> [PROBLEM TO SOLVE] Locate each line of the material that contains "name", then return it.

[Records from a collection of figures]
___

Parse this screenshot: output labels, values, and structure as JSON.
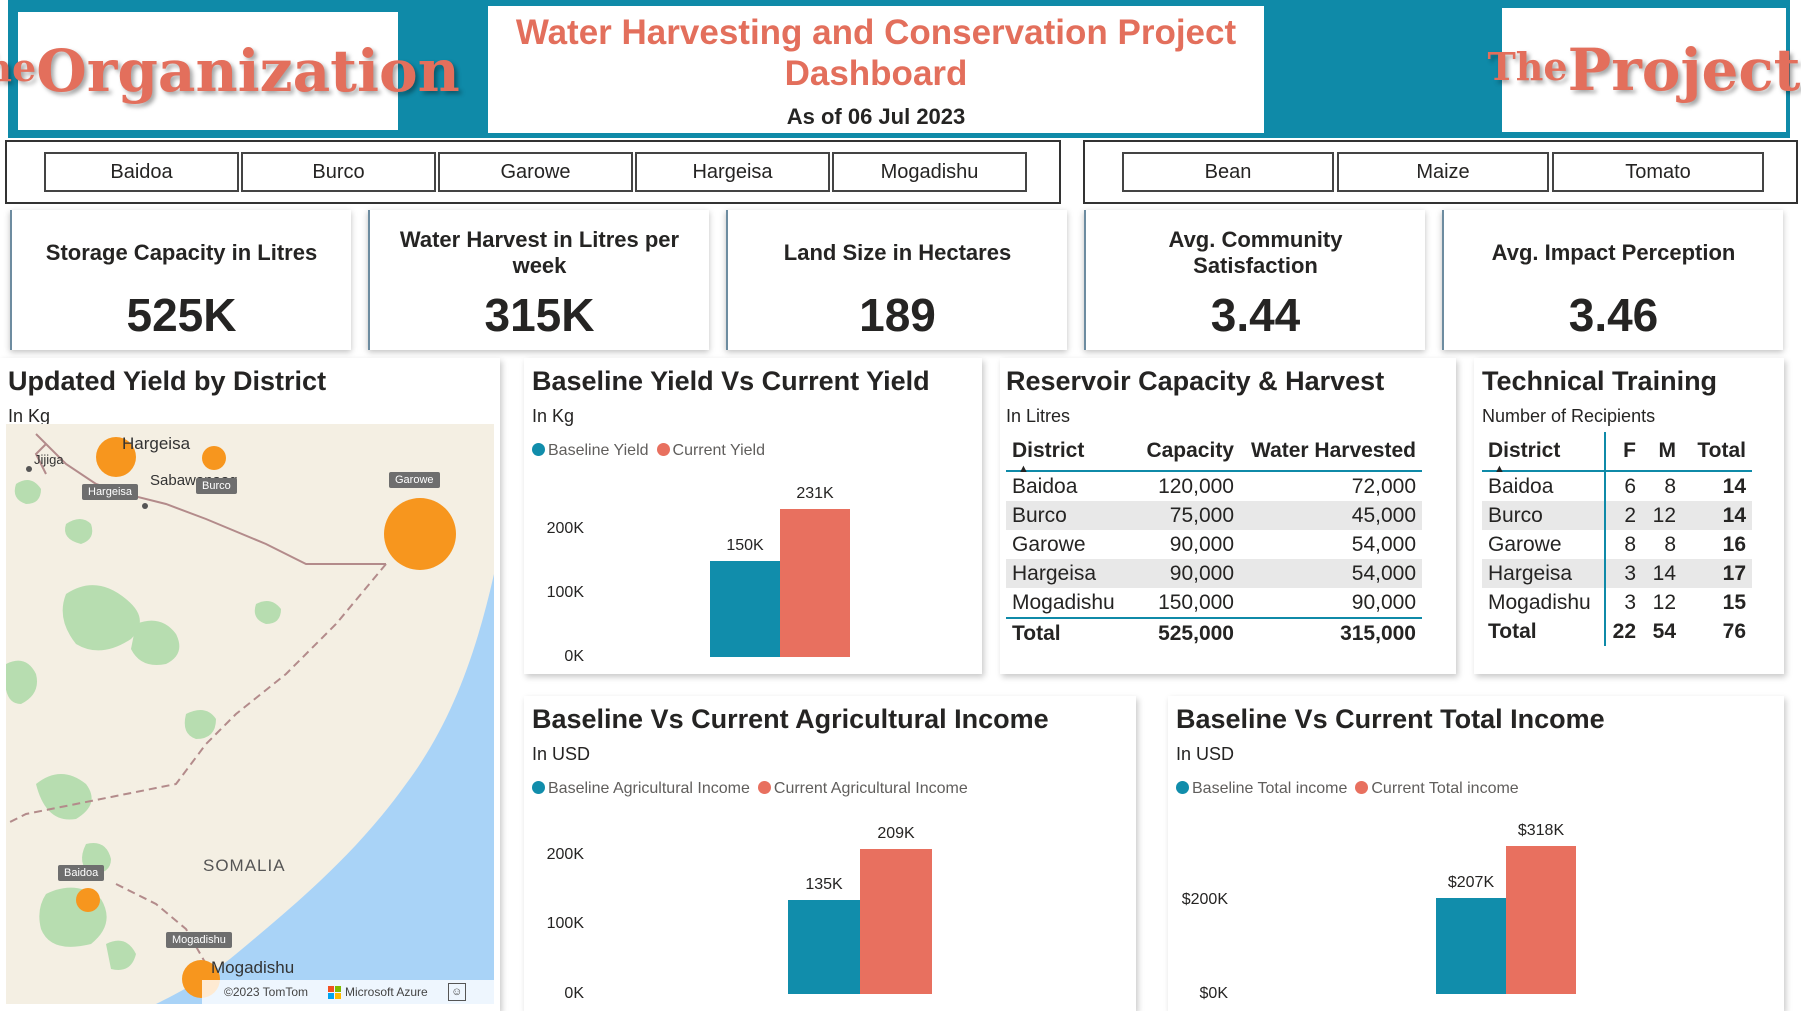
{
  "header": {
    "org_logo": {
      "small": "The",
      "large": "Organization"
    },
    "project_logo": {
      "small": "The",
      "large": "Project"
    },
    "title": "Water Harvesting and Conservation Project Dashboard",
    "as_of": "As of 06 Jul 2023"
  },
  "slicers": {
    "districts": [
      "Baidoa",
      "Burco",
      "Garowe",
      "Hargeisa",
      "Mogadishu"
    ],
    "crops": [
      "Bean",
      "Maize",
      "Tomato"
    ]
  },
  "kpis": [
    {
      "label": "Storage Capacity in Litres",
      "value": "525K"
    },
    {
      "label": "Water Harvest in Litres per week",
      "value": "315K"
    },
    {
      "label": "Land Size in Hectares",
      "value": "189"
    },
    {
      "label": "Avg. Community Satisfaction",
      "value": "3.44"
    },
    {
      "label": "Avg. Impact Perception",
      "value": "3.46"
    }
  ],
  "map": {
    "title": "Updated Yield by District",
    "subtitle": "In Kg",
    "place_labels": {
      "hargeisa": "Hargeisa",
      "jijiga": "Jijiga",
      "sabawanaag": "Sabawanaag",
      "somalia": "SOMALIA",
      "mogadishu": "Mogadishu"
    },
    "bubble_tags": {
      "hargeisa": "Hargeisa",
      "burco": "Burco",
      "garowe": "Garowe",
      "baidoa": "Baidoa",
      "mogadishu": "Mogadishu"
    },
    "attribution_tomtom": "©2023 TomTom",
    "attribution_azure": "Microsoft Azure",
    "colors": {
      "land": "#f4efe3",
      "water": "#a9d3f7",
      "green": "#b7ddb0",
      "bubble": "#f7961e"
    }
  },
  "yield_chart": {
    "title": "Baseline Yield Vs Current Yield",
    "subtitle": "In Kg",
    "legend": [
      "Baseline Yield",
      "Current Yield"
    ],
    "ticks": [
      "200K",
      "100K",
      "0K"
    ],
    "labels": [
      "150K",
      "231K"
    ]
  },
  "reservoir": {
    "title": "Reservoir Capacity & Harvest",
    "subtitle": "In Litres",
    "headers": [
      "District",
      "Capacity",
      "Water Harvested"
    ],
    "rows": [
      [
        "Baidoa",
        "120,000",
        "72,000"
      ],
      [
        "Burco",
        "75,000",
        "45,000"
      ],
      [
        "Garowe",
        "90,000",
        "54,000"
      ],
      [
        "Hargeisa",
        "90,000",
        "54,000"
      ],
      [
        "Mogadishu",
        "150,000",
        "90,000"
      ]
    ],
    "total": [
      "Total",
      "525,000",
      "315,000"
    ]
  },
  "training": {
    "title": "Technical Training",
    "subtitle": "Number of Recipients",
    "headers": [
      "District",
      "F",
      "M",
      "Total"
    ],
    "rows": [
      [
        "Baidoa",
        "6",
        "8",
        "14"
      ],
      [
        "Burco",
        "2",
        "12",
        "14"
      ],
      [
        "Garowe",
        "8",
        "8",
        "16"
      ],
      [
        "Hargeisa",
        "3",
        "14",
        "17"
      ],
      [
        "Mogadishu",
        "3",
        "12",
        "15"
      ]
    ],
    "total": [
      "Total",
      "22",
      "54",
      "76"
    ]
  },
  "ag_income_chart": {
    "title": "Baseline Vs Current Agricultural Income",
    "subtitle": "In USD",
    "legend": [
      "Baseline Agricultural Income",
      "Current Agricultural Income"
    ],
    "ticks": [
      "200K",
      "100K",
      "0K"
    ],
    "labels": [
      "135K",
      "209K"
    ]
  },
  "total_income_chart": {
    "title": "Baseline Vs Current Total Income",
    "subtitle": "In USD",
    "legend": [
      "Baseline Total income",
      "Current Total income"
    ],
    "ticks": [
      "$200K",
      "$0K"
    ],
    "labels": [
      "$207K",
      "$318K"
    ]
  },
  "chart_data": [
    {
      "type": "bar",
      "categories": [
        "Baseline Yield",
        "Current Yield"
      ],
      "values": [
        150000,
        231000
      ],
      "title": "Baseline Yield Vs Current Yield",
      "ylabel": "In Kg",
      "ylim": [
        0,
        240000
      ],
      "ticks": [
        0,
        100000,
        200000
      ],
      "colors": [
        "#118dab",
        "#e8705f"
      ]
    },
    {
      "type": "bar",
      "categories": [
        "Baseline Agricultural Income",
        "Current Agricultural Income"
      ],
      "values": [
        135000,
        209000
      ],
      "title": "Baseline Vs Current Agricultural Income",
      "ylabel": "In USD",
      "ylim": [
        0,
        220000
      ],
      "ticks": [
        0,
        100000,
        200000
      ],
      "colors": [
        "#118dab",
        "#e8705f"
      ]
    },
    {
      "type": "bar",
      "categories": [
        "Baseline Total income",
        "Current Total income"
      ],
      "values": [
        207000,
        318000
      ],
      "title": "Baseline Vs Current Total Income",
      "ylabel": "In USD",
      "ylim": [
        0,
        330000
      ],
      "ticks": [
        0,
        200000
      ],
      "colors": [
        "#118dab",
        "#e8705f"
      ]
    }
  ]
}
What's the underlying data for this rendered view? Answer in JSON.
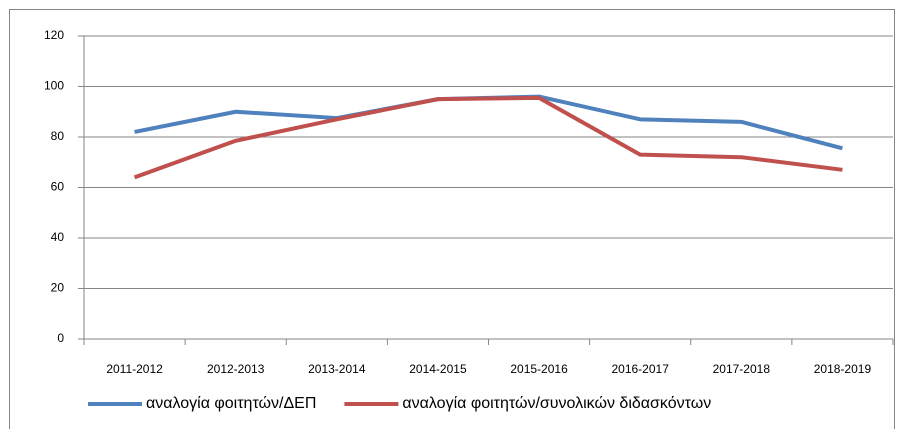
{
  "chart_data": {
    "type": "line",
    "categories": [
      "2011-2012",
      "2012-2013",
      "2013-2014",
      "2014-2015",
      "2015-2016",
      "2016-2017",
      "2017-2018",
      "2018-2019"
    ],
    "series": [
      {
        "name": "αναλογία φοιτητών/ΔΕΠ",
        "color": "#4f81bd",
        "values": [
          82,
          90,
          87.5,
          95,
          96,
          87,
          86,
          75.5
        ]
      },
      {
        "name": "αναλογία φοιτητών/συνολικών διδασκόντων",
        "color": "#c0504d",
        "values": [
          64,
          78.5,
          87,
          95,
          95.5,
          73,
          72,
          67
        ]
      }
    ],
    "ylim": [
      0,
      120
    ],
    "yticks": [
      0,
      20,
      40,
      60,
      80,
      100,
      120
    ],
    "grid": true,
    "legend": "bottom"
  }
}
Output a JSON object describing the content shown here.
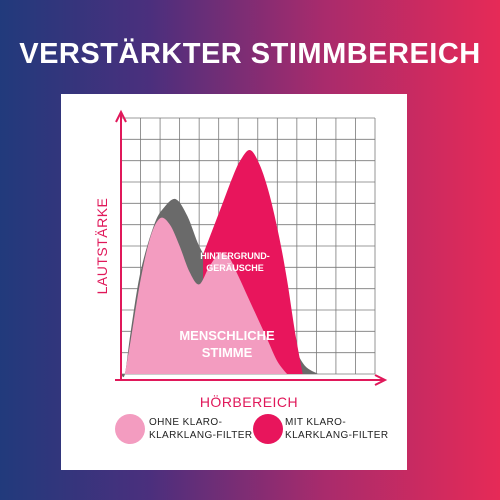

___

> [EXERCISE RESULT]
        "name": "αναλογία φοιτητών/ΔΕΠ",
        "name": "αναλογία φοιτητών/συνολικών διδασκόντων",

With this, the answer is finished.